SHORT EXERCISE: Every line of the material below should be repeated exactly.

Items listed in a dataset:
start

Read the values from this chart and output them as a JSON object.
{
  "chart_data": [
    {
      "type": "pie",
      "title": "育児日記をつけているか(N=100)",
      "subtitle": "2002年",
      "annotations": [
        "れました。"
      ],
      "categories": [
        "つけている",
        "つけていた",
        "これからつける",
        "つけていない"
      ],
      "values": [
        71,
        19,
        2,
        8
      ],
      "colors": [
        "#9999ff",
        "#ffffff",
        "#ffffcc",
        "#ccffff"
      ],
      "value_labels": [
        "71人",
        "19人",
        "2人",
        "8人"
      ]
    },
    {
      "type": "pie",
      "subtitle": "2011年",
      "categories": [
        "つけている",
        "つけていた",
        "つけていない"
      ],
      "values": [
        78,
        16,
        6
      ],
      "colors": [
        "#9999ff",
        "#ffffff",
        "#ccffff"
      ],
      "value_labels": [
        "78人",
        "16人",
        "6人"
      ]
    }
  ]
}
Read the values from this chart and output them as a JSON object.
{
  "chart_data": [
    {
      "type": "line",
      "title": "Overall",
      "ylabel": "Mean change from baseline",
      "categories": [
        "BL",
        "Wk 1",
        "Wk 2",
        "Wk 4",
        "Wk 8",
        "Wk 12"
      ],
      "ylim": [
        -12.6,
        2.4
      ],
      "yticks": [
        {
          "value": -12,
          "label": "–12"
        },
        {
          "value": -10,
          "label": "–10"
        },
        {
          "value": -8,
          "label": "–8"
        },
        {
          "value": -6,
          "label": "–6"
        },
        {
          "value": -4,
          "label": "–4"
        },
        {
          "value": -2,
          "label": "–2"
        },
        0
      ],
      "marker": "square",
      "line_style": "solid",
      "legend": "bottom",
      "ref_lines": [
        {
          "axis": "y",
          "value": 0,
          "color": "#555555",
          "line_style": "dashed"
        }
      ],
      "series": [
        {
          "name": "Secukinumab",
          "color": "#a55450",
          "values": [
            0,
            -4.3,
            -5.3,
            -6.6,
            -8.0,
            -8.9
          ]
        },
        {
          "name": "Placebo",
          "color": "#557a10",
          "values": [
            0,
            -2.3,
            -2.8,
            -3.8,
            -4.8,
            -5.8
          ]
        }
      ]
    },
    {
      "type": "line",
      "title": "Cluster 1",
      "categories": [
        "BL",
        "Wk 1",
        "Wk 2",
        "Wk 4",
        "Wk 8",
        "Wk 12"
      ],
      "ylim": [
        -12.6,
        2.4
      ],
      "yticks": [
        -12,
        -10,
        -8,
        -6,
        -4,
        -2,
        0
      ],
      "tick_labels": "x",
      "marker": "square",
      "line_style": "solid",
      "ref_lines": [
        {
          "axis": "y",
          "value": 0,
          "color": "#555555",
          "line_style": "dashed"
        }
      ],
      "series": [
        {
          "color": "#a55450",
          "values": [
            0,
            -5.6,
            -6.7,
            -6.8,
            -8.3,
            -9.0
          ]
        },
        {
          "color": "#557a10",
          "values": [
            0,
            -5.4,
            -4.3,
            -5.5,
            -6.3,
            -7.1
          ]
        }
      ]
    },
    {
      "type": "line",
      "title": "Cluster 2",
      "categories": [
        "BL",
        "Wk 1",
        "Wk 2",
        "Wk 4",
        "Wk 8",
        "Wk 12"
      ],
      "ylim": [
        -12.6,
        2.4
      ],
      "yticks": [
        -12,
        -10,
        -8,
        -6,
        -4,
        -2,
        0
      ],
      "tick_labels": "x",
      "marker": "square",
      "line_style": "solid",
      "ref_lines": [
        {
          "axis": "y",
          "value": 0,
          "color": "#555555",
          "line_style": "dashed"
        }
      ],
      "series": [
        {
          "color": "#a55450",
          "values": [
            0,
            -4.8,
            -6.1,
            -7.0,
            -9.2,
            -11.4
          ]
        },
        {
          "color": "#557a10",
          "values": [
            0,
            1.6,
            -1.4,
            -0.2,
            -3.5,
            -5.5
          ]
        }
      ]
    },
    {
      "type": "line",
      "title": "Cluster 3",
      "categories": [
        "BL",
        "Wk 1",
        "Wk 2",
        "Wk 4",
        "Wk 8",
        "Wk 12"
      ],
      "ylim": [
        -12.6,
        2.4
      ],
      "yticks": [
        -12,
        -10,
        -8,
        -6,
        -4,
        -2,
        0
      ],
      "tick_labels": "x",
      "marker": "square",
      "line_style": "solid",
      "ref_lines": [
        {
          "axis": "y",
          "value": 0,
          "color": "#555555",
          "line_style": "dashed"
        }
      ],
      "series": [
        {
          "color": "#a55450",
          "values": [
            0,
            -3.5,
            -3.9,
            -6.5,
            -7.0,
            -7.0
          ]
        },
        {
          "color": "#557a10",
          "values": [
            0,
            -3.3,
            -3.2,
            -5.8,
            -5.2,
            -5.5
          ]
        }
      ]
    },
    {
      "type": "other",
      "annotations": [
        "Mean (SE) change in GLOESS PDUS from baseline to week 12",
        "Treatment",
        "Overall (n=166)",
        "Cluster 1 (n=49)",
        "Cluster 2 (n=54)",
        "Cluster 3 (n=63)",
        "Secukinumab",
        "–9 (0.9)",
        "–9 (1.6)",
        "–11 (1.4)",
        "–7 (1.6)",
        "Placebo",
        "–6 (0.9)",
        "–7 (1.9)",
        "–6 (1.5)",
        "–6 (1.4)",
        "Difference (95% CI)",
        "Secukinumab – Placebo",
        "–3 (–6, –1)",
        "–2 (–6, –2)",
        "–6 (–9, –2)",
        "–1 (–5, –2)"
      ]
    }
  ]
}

end

TASK RESPONSE:
Read the values from this chart and output them as a JSON object.
{
  "chart_data": [
    {
      "type": "pie",
      "title": "育児日記をつけているか(N=100)",
      "subtitle": "2002年",
      "annotations": [
        "れました。"
      ],
      "categories": [
        "つけている",
        "つけていた",
        "これからつける",
        "つけていない"
      ],
      "values": [
        71,
        19,
        2,
        8
      ],
      "colors": [
        "#9999ff",
        "#ffffff",
        "#ffffcc",
        "#ccffff"
      ],
      "value_labels": [
        "71人",
        "19人",
        "2人",
        "8人"
      ]
    },
    {
      "type": "pie",
      "subtitle": "2011年",
      "categories": [
        "つけている",
        "つけていた",
        "つけていない"
      ],
      "values": [
        78,
        16,
        6
      ],
      "colors": [
        "#9999ff",
        "#ffffff",
        "#ccffff"
      ],
      "value_labels": [
        "78人",
        "16人",
        "6人"
      ]
    }
  ]
}
Read the values from this chart and output them as a JSON object.
{
  "chart_data": [
    {
      "type": "line",
      "title": "Overall",
      "ylabel": "Mean change from baseline",
      "categories": [
        "BL",
        "Wk 1",
        "Wk 2",
        "Wk 4",
        "Wk 8",
        "Wk 12"
      ],
      "ylim": [
        -12.6,
        2.4
      ],
      "yticks": [
        {
          "value": -12,
          "label": "–12"
        },
        {
          "value": -10,
          "label": "–10"
        },
        {
          "value": -8,
          "label": "–8"
        },
        {
          "value": -6,
          "label": "–6"
        },
        {
          "value": -4,
          "label": "–4"
        },
        {
          "value": -2,
          "label": "–2"
        },
        0
      ],
      "marker": "square",
      "line_style": "solid",
      "legend": "bottom",
      "ref_lines": [
        {
          "axis": "y",
          "value": 0,
          "color": "#555555",
          "line_style": "dashed"
        }
      ],
      "series": [
        {
          "name": "Secukinumab",
          "color": "#a55450",
          "values": [
            0,
            -4.3,
            -5.3,
            -6.6,
            -8.0,
            -8.9
          ]
        },
        {
          "name": "Placebo",
          "color": "#557a10",
          "values": [
            0,
            -2.3,
            -2.8,
            -3.8,
            -4.8,
            -5.8
          ]
        }
      ]
    },
    {
      "type": "line",
      "title": "Cluster 1",
      "categories": [
        "BL",
        "Wk 1",
        "Wk 2",
        "Wk 4",
        "Wk 8",
        "Wk 12"
      ],
      "ylim": [
        -12.6,
        2.4
      ],
      "yticks": [
        -12,
        -10,
        -8,
        -6,
        -4,
        -2,
        0
      ],
      "tick_labels": "x",
      "marker": "square",
      "line_style": "solid",
      "ref_lines": [
        {
          "axis": "y",
          "value": 0,
          "color": "#555555",
          "line_style": "dashed"
        }
      ],
      "series": [
        {
          "color": "#a55450",
          "values": [
            0,
            -5.6,
            -6.7,
            -6.8,
            -8.3,
            -9.0
          ]
        },
        {
          "color": "#557a10",
          "values": [
            0,
            -5.4,
            -4.3,
            -5.5,
            -6.3,
            -7.1
          ]
        }
      ]
    },
    {
      "type": "line",
      "title": "Cluster 2",
      "categories": [
        "BL",
        "Wk 1",
        "Wk 2",
        "Wk 4",
        "Wk 8",
        "Wk 12"
      ],
      "ylim": [
        -12.6,
        2.4
      ],
      "yticks": [
        -12,
        -10,
        -8,
        -6,
        -4,
        -2,
        0
      ],
      "tick_labels": "x",
      "marker": "square",
      "line_style": "solid",
      "ref_lines": [
        {
          "axis": "y",
          "value": 0,
          "color": "#555555",
          "line_style": "dashed"
        }
      ],
      "series": [
        {
          "color": "#a55450",
          "values": [
            0,
            -4.8,
            -6.1,
            -7.0,
            -9.2,
            -11.4
          ]
        },
        {
          "color": "#557a10",
          "values": [
            0,
            1.6,
            -1.4,
            -0.2,
            -3.5,
            -5.5
          ]
        }
      ]
    },
    {
      "type": "line",
      "title": "Cluster 3",
      "categories": [
        "BL",
        "Wk 1",
        "Wk 2",
        "Wk 4",
        "Wk 8",
        "Wk 12"
      ],
      "ylim": [
        -12.6,
        2.4
      ],
      "yticks": [
        -12,
        -10,
        -8,
        -6,
        -4,
        -2,
        0
      ],
      "tick_labels": "x",
      "marker": "square",
      "line_style": "solid",
      "ref_lines": [
        {
          "axis": "y",
          "value": 0,
          "color": "#555555",
          "line_style": "dashed"
        }
      ],
      "series": [
        {
          "color": "#a55450",
          "values": [
            0,
            -3.5,
            -3.9,
            -6.5,
            -7.0,
            -7.0
          ]
        },
        {
          "color": "#557a10",
          "values": [
            0,
            -3.3,
            -3.2,
            -5.8,
            -5.2,
            -5.5
          ]
        }
      ]
    },
    {
      "type": "other",
      "annotations": [
        "Mean (SE) change in GLOESS PDUS from baseline to week 12",
        "Treatment",
        "Overall (n=166)",
        "Cluster 1 (n=49)",
        "Cluster 2 (n=54)",
        "Cluster 3 (n=63)",
        "Secukinumab",
        "–9 (0.9)",
        "–9 (1.6)",
        "–11 (1.4)",
        "–7 (1.6)",
        "Placebo",
        "–6 (0.9)",
        "–7 (1.9)",
        "–6 (1.5)",
        "–6 (1.4)",
        "Difference (95% CI)",
        "Secukinumab – Placebo",
        "–3 (–6, –1)",
        "–2 (–6, –2)",
        "–6 (–9, –2)",
        "–1 (–5, –2)"
      ]
    }
  ]
}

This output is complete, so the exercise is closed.